Given entries

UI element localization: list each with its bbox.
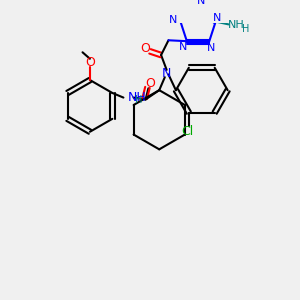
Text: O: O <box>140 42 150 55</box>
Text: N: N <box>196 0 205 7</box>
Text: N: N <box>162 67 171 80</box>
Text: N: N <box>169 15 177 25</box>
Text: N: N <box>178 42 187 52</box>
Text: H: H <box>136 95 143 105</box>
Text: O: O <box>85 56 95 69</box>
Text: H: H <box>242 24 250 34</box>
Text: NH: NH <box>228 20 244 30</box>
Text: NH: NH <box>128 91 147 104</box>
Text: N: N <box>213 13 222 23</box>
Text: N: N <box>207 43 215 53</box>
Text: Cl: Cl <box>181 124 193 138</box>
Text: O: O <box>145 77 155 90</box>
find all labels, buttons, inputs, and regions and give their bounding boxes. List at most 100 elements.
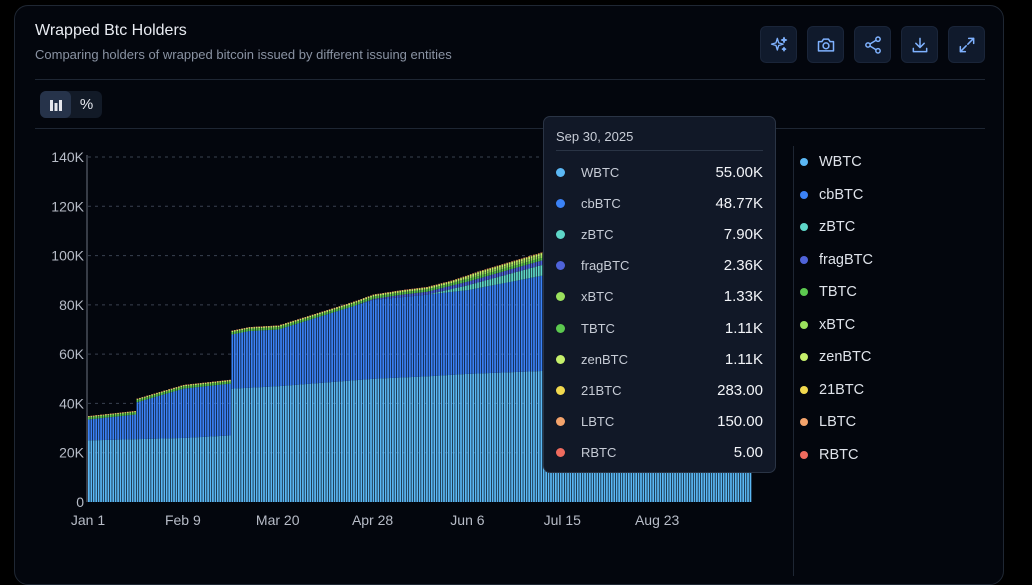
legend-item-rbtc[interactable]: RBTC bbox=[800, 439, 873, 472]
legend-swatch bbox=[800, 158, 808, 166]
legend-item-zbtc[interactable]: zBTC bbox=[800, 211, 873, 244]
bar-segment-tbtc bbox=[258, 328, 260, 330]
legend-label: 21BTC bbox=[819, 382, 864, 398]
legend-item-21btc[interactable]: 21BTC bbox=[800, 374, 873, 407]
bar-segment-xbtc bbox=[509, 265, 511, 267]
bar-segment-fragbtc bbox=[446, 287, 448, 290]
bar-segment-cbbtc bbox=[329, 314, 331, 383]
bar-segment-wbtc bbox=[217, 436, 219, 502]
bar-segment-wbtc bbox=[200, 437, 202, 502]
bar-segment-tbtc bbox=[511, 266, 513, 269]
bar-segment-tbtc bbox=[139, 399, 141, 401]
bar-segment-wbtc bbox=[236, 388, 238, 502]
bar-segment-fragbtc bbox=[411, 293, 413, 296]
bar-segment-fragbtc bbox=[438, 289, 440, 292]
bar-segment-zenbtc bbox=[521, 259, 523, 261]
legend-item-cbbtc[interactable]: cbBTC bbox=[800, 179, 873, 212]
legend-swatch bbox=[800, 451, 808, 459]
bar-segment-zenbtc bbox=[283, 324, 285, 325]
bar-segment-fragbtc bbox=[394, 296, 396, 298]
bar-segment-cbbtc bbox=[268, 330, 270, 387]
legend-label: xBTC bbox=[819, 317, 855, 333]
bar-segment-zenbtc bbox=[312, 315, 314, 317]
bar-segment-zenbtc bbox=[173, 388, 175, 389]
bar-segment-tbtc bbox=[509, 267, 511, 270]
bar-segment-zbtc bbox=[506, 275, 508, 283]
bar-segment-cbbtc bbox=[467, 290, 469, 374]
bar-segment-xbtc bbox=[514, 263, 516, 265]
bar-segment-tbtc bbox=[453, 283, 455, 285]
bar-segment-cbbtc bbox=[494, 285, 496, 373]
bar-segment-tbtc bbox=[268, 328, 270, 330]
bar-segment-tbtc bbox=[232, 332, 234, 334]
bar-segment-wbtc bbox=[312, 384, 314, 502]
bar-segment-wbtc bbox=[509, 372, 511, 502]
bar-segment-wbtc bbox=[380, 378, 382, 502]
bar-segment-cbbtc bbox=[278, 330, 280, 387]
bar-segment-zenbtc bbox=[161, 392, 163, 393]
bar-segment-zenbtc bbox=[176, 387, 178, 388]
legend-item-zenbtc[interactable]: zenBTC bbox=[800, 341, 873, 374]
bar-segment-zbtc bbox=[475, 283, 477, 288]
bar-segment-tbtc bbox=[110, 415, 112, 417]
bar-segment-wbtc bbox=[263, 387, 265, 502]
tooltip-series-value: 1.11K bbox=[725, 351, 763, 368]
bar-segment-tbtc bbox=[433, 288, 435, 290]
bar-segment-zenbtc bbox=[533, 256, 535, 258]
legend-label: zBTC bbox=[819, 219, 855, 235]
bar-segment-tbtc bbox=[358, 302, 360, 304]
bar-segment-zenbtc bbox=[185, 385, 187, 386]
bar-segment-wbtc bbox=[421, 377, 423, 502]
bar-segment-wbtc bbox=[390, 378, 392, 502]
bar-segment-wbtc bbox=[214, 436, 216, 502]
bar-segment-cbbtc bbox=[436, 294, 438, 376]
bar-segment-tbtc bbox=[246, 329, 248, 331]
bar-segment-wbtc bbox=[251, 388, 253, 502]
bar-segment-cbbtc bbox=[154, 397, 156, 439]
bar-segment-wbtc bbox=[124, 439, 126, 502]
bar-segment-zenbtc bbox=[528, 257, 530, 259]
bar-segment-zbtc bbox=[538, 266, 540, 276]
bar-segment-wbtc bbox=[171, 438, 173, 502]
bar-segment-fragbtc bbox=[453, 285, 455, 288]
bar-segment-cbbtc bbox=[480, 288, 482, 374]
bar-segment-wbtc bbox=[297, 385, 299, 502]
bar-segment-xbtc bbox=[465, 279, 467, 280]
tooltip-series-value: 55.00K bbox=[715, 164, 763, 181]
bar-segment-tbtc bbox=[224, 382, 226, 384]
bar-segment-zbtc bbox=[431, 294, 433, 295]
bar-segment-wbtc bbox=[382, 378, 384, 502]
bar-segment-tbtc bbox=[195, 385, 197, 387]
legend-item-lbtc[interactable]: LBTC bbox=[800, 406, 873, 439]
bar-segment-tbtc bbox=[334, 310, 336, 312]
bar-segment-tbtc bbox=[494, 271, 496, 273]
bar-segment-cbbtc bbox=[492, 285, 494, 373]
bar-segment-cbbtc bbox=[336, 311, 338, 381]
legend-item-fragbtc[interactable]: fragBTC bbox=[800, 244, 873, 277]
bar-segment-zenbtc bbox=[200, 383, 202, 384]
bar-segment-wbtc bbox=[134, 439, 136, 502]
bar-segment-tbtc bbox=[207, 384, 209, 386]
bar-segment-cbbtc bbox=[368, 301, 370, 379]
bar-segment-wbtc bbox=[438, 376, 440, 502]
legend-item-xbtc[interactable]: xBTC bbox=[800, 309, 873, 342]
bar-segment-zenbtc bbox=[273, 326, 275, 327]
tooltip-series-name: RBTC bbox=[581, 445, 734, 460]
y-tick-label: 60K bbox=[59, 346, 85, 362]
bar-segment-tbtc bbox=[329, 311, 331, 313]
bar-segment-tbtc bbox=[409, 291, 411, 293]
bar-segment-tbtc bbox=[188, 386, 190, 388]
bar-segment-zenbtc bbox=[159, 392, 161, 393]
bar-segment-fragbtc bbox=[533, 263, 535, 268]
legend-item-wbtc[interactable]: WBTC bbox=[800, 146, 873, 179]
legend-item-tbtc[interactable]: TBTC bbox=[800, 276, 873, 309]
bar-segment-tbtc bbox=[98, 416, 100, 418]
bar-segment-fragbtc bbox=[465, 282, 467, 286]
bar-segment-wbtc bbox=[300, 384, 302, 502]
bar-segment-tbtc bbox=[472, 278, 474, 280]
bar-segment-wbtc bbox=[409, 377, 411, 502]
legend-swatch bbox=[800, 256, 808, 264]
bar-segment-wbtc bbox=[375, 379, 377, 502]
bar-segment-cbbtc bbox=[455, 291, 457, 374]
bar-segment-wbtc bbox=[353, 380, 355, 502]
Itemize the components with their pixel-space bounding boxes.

* * *

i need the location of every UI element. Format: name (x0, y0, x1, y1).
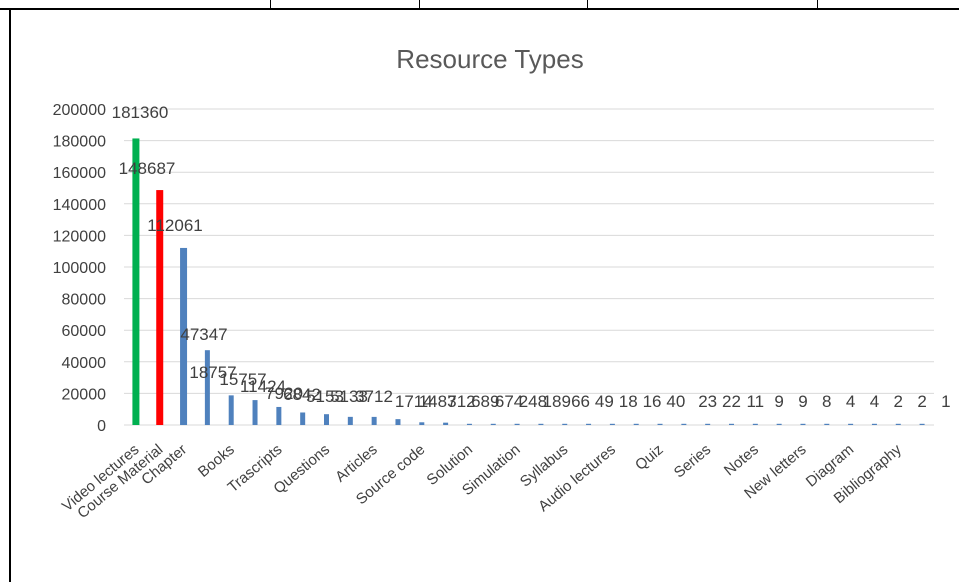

Exercise directions
Take the part that opens with the line containing "find all labels, buttons, inputs, and" and closes with the line containing "bar-segment-zenbtc bbox=[173, 388, 175, 389]", and write it out again with "legend-swatch" replaced by "legend-marker" and nothing else changed. Leave out the pictures.

In response
find all labels, buttons, inputs, and regions and give their bounding boxes. List at most 100 elements.
legend-item-rbtc[interactable]: RBTC bbox=[800, 439, 873, 472]
legend-marker bbox=[800, 158, 808, 166]
legend-item-zbtc[interactable]: zBTC bbox=[800, 211, 873, 244]
bar-segment-tbtc bbox=[258, 328, 260, 330]
legend-label: 21BTC bbox=[819, 382, 864, 398]
legend-item-21btc[interactable]: 21BTC bbox=[800, 374, 873, 407]
bar-segment-xbtc bbox=[509, 265, 511, 267]
bar-segment-fragbtc bbox=[446, 287, 448, 290]
bar-segment-cbbtc bbox=[329, 314, 331, 383]
bar-segment-wbtc bbox=[217, 436, 219, 502]
bar-segment-wbtc bbox=[200, 437, 202, 502]
bar-segment-tbtc bbox=[511, 266, 513, 269]
bar-segment-tbtc bbox=[139, 399, 141, 401]
bar-segment-wbtc bbox=[236, 388, 238, 502]
bar-segment-fragbtc bbox=[411, 293, 413, 296]
bar-segment-fragbtc bbox=[438, 289, 440, 292]
bar-segment-zenbtc bbox=[521, 259, 523, 261]
legend-item-cbbtc[interactable]: cbBTC bbox=[800, 179, 873, 212]
legend-marker bbox=[800, 451, 808, 459]
bar-segment-zenbtc bbox=[283, 324, 285, 325]
bar-segment-fragbtc bbox=[394, 296, 396, 298]
bar-segment-cbbtc bbox=[268, 330, 270, 387]
legend-label: xBTC bbox=[819, 317, 855, 333]
bar-segment-zenbtc bbox=[312, 315, 314, 317]
bar-segment-zenbtc bbox=[173, 388, 175, 389]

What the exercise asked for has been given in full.